Where a line contains the word "phone", copy that line in full.
--- DATASET ---
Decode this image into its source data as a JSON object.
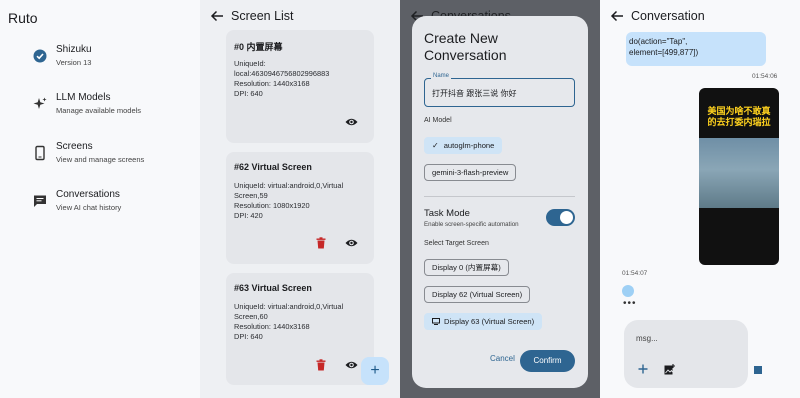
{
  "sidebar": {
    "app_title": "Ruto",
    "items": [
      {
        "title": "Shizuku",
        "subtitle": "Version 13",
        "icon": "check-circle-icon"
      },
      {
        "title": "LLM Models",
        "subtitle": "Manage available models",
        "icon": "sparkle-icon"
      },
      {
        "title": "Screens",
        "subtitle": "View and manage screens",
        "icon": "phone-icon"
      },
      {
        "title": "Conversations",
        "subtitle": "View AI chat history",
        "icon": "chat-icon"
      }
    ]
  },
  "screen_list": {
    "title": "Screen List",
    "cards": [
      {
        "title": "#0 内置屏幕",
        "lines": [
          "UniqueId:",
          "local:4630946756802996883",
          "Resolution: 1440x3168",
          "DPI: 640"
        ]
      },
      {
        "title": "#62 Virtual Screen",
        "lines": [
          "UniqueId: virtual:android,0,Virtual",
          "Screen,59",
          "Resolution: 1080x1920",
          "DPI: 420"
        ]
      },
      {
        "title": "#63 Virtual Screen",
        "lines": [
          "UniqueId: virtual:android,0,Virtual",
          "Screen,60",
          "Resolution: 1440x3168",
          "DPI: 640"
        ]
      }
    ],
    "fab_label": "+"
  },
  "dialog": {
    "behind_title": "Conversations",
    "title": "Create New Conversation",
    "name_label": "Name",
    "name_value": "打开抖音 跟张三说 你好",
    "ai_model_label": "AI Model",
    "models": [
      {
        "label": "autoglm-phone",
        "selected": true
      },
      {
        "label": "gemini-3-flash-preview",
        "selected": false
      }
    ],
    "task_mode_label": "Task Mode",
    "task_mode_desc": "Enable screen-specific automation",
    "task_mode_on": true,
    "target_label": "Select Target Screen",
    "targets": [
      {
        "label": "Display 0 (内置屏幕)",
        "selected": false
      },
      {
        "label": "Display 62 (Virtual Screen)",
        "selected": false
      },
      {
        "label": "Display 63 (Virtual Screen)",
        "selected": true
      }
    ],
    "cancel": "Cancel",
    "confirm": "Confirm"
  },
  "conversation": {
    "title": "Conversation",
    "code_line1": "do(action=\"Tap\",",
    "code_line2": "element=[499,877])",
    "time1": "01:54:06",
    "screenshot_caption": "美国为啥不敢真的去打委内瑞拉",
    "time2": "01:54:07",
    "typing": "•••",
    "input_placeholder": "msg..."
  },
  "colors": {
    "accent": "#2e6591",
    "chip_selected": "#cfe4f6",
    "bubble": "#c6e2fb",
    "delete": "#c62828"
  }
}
---
_SOLUTION_.
        "icon": "phone-icon"
        "label": "autoglm-phone",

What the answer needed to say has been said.